Building a Test Collection

python

class RelevanceTestCollection:
    """
    Curated set of queries with judged results
    """
    
    def __init__(self):
        self.queries = []  # List of test queries
        self.judgments = {}  # query → {doc_id: relevance_label}
    
    def add_query(self, query, judged_docs):
        """
        Add a query with relevance judgments
        
        judgments: {doc_id: grade}
        grades: 0=Bad, 1=Fair, 2=Good, 3=Excellent, 4=Perfect
        """
        self.queries.append(query)
        self.judgments[query] = judged_docs
    
    def sample_queries_for_judging(self, query_log, n_samples=1000):
        """
        Sample representative queries for human judging
        """
        # Stratified sampling by query frequency
        head_queries = sample_by_frequency(query_log, 'head', n_samples // 3)
        torso_queries = sample_by_frequency(query_log, 'torso', n_samples // 3)
        tail_queries = sample_by_frequency(query_log, 'tail', n_samples // 3)

Aim A:
Reproduce word for word the part of the excerpt on building a test collection that starts at "self.queries.append(query)" and ends at "sample_by_frequency(query_log, 'head', n_samples // 3)".

Data extract:
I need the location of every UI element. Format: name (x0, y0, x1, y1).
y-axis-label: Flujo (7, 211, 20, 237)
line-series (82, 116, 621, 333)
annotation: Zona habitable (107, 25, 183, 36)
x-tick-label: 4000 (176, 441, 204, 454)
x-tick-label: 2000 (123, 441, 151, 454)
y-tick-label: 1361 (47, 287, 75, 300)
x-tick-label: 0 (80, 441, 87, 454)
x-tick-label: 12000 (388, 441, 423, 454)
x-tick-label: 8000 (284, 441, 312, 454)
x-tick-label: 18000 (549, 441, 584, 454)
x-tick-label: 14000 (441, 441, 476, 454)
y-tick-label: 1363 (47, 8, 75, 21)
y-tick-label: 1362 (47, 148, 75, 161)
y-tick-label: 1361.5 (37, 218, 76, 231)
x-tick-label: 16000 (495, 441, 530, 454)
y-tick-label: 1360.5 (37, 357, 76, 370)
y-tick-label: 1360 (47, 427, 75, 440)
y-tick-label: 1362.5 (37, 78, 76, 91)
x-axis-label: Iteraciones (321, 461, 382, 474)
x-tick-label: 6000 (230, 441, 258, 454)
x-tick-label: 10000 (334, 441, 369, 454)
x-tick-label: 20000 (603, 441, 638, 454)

==

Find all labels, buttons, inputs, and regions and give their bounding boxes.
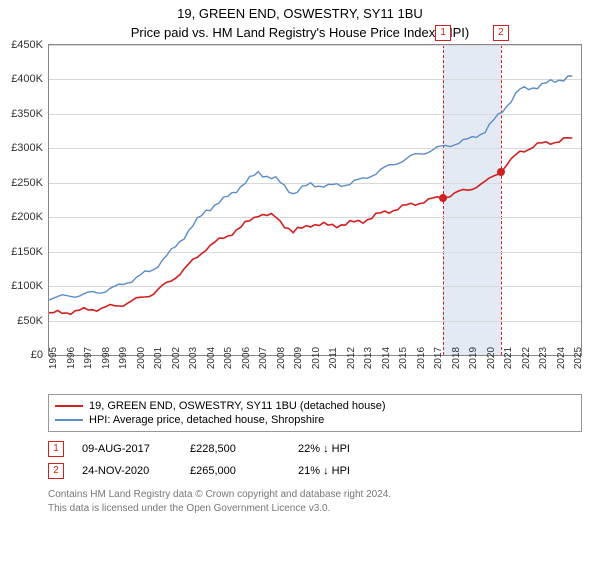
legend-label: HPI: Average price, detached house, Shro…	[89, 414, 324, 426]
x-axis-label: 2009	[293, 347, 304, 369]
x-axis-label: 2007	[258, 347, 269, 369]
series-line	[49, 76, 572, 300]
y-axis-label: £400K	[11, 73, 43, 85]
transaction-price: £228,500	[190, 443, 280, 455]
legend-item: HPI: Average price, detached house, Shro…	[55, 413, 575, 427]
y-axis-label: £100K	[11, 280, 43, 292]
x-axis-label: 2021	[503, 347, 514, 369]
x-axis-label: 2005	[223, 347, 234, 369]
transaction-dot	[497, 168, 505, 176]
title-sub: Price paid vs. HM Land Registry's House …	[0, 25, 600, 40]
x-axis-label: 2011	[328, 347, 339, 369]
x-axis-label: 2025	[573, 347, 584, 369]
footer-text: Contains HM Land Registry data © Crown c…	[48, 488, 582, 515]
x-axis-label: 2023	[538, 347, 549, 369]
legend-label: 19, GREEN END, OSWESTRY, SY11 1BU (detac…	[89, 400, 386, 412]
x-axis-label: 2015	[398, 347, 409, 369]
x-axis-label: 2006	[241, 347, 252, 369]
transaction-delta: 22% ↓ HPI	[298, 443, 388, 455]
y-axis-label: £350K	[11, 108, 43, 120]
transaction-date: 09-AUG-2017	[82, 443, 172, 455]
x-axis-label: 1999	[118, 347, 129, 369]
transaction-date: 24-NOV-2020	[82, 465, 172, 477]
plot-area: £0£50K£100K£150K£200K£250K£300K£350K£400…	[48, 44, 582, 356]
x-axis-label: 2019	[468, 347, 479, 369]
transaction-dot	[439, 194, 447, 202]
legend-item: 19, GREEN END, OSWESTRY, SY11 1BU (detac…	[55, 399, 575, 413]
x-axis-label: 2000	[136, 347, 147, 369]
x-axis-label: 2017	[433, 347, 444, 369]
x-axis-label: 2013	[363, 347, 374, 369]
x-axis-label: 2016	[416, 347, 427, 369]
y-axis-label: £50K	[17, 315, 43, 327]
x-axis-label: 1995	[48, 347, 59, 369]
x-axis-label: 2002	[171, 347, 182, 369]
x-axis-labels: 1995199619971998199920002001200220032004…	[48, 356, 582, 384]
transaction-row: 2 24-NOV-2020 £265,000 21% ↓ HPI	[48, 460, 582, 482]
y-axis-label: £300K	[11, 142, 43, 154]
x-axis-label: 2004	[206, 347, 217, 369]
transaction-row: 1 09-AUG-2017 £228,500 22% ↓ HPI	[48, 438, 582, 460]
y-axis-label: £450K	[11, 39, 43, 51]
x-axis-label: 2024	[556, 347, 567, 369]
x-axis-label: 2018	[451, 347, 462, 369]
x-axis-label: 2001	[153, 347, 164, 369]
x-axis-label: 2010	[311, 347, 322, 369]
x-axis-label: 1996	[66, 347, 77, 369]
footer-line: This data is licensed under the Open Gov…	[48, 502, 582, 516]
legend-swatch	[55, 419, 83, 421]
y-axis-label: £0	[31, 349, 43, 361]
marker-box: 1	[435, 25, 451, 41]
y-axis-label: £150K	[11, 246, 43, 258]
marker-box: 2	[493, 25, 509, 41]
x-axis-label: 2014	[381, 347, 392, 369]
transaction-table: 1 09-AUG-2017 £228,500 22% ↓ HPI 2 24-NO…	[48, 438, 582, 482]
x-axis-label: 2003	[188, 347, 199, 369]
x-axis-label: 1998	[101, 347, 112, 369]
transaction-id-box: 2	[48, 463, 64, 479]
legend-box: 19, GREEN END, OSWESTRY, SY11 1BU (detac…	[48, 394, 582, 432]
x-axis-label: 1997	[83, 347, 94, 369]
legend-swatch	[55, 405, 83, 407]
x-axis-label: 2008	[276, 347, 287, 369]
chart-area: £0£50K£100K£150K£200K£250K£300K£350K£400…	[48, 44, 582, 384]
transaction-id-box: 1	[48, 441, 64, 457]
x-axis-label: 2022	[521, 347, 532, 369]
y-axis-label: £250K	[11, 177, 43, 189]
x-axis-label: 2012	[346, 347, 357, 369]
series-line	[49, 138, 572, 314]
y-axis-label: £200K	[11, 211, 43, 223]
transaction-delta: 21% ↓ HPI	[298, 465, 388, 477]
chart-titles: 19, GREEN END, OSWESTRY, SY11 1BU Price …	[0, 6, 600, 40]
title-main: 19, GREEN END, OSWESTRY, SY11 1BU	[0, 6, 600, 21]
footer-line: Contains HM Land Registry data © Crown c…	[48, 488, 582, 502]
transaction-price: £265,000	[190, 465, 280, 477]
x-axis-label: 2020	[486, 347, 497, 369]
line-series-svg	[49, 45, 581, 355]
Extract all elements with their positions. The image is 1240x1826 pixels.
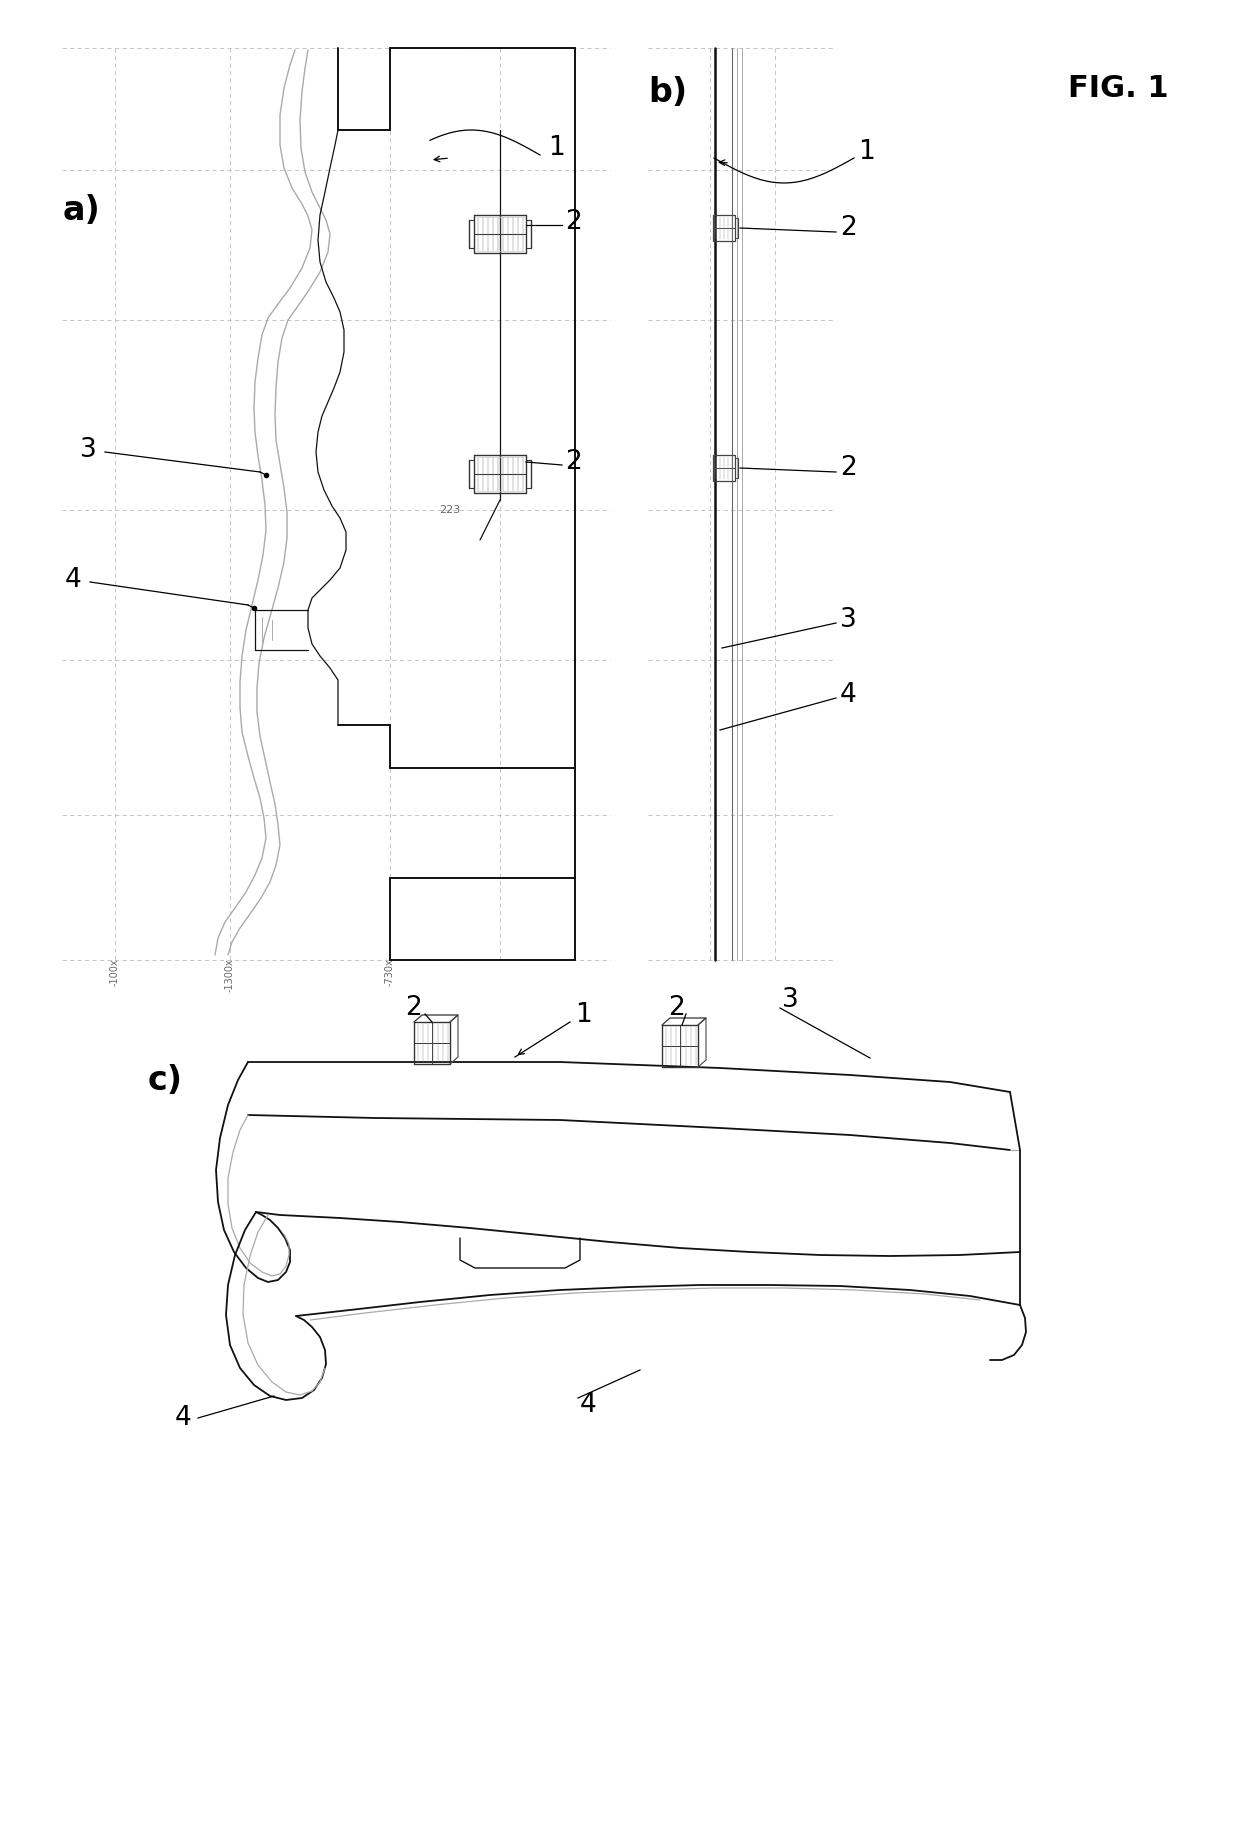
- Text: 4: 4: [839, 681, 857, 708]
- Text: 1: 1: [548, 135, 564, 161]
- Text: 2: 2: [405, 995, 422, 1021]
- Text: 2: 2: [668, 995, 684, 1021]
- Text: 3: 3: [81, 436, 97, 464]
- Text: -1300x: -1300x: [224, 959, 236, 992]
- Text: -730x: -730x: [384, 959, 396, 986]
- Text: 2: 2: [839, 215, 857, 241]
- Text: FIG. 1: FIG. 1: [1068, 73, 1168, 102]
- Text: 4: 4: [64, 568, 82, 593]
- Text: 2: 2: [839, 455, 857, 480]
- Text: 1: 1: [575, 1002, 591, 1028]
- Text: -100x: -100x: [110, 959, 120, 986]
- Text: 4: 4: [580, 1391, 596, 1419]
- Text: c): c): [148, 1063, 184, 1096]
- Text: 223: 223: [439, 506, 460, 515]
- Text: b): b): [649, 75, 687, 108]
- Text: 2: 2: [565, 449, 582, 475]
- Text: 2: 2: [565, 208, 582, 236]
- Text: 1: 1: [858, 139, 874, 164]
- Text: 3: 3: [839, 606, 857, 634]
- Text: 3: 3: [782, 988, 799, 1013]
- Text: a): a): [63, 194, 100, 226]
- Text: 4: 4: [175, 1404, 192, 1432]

...

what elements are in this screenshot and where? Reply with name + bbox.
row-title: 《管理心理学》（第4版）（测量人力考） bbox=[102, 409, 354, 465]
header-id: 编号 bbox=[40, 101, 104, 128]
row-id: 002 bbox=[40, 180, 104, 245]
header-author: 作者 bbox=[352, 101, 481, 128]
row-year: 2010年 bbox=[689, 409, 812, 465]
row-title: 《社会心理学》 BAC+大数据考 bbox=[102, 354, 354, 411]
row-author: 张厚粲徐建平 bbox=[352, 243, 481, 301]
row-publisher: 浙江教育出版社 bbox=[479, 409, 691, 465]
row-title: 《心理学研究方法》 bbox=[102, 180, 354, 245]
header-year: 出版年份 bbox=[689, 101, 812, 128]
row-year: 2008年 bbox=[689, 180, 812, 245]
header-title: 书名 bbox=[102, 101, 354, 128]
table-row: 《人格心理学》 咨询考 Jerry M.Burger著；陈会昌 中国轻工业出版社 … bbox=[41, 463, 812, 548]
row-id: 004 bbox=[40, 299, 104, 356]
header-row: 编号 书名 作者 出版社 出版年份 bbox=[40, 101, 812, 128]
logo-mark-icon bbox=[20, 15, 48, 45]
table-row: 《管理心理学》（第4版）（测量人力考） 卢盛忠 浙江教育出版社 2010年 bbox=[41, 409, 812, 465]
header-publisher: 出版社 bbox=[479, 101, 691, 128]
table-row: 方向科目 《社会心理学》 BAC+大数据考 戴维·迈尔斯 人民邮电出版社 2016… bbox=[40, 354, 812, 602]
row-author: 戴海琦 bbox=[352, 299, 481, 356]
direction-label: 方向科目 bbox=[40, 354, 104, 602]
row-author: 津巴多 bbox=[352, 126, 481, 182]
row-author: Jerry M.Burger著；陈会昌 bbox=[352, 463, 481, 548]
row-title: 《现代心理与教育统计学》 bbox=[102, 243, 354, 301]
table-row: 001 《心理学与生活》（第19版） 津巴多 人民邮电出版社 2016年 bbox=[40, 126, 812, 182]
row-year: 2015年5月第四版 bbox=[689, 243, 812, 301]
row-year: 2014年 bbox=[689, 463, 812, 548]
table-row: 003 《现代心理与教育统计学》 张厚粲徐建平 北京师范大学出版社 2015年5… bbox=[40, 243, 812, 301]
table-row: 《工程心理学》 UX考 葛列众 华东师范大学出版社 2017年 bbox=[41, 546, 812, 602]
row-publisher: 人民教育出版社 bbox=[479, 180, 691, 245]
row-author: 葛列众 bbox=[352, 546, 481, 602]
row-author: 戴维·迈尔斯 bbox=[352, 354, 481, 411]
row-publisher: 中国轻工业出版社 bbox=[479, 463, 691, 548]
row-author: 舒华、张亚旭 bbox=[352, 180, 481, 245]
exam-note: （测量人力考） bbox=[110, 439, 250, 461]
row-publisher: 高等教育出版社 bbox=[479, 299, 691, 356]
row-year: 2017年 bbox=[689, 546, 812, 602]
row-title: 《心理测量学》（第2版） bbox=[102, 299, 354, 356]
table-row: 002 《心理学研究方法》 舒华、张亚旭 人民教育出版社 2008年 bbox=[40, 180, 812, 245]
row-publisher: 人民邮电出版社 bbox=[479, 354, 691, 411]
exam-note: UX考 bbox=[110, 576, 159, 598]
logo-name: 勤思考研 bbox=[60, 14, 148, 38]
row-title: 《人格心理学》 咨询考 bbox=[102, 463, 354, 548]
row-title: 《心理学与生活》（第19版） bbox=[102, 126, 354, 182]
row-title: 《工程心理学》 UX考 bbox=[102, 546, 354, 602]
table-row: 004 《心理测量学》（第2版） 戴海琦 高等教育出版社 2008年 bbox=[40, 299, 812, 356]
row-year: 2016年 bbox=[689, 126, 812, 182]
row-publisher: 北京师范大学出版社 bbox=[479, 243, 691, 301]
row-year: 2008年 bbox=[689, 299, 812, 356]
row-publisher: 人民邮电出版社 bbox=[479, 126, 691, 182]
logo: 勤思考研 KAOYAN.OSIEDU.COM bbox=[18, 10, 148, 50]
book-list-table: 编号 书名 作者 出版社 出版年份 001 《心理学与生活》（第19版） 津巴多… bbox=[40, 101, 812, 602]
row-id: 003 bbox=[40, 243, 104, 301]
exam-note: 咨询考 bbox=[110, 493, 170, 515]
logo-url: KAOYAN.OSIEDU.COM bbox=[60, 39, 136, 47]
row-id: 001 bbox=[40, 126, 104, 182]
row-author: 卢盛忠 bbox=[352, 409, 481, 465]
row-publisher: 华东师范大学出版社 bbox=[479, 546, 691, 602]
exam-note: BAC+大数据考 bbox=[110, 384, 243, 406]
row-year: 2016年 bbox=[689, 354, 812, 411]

Aim B:
Quote the rows of the second block, starting at the row that contains "legend-label: HPI: Average" and ending at the row that contains "347, 549, 369]", with both of those rows included.

Written response A:
self.queries.append(query)
        self.judgments[query] = judged_docs
    
    def sample_queries_for_judging(self, query_log, n_samples=1000):
        """
        Sample representative queries for human judging
        """
        # Stratified sampling by query frequency
        head_queries = sample_by_frequency(query_log, 'head', n_samples // 3)

Written response B:
legend-label: HPI: Average price, detached house, Shro…	[89, 414, 324, 426]
x-axis-label: 2009	[293, 347, 304, 369]
x-axis-label: 2007	[258, 347, 269, 369]
series-line	[49, 76, 572, 300]
y-axis-label: £400K	[11, 73, 43, 85]
transaction-price: £228,500	[190, 443, 280, 455]
legend-item: HPI: Average price, detached house, Shro…	[55, 413, 575, 427]
y-axis-label: £100K	[11, 280, 43, 292]
x-axis-label: 2021	[503, 347, 514, 369]
x-axis-label: 2005	[223, 347, 234, 369]
transaction-dot	[497, 168, 505, 176]
title-sub: Price paid vs. HM Land Registry's House …	[0, 25, 600, 40]
x-axis-label: 2011	[328, 347, 339, 369]
x-axis-label: 2025	[573, 347, 584, 369]
footer-text: Contains HM Land Registry data © Crown c…	[48, 488, 582, 515]
x-axis-label: 2023	[538, 347, 549, 369]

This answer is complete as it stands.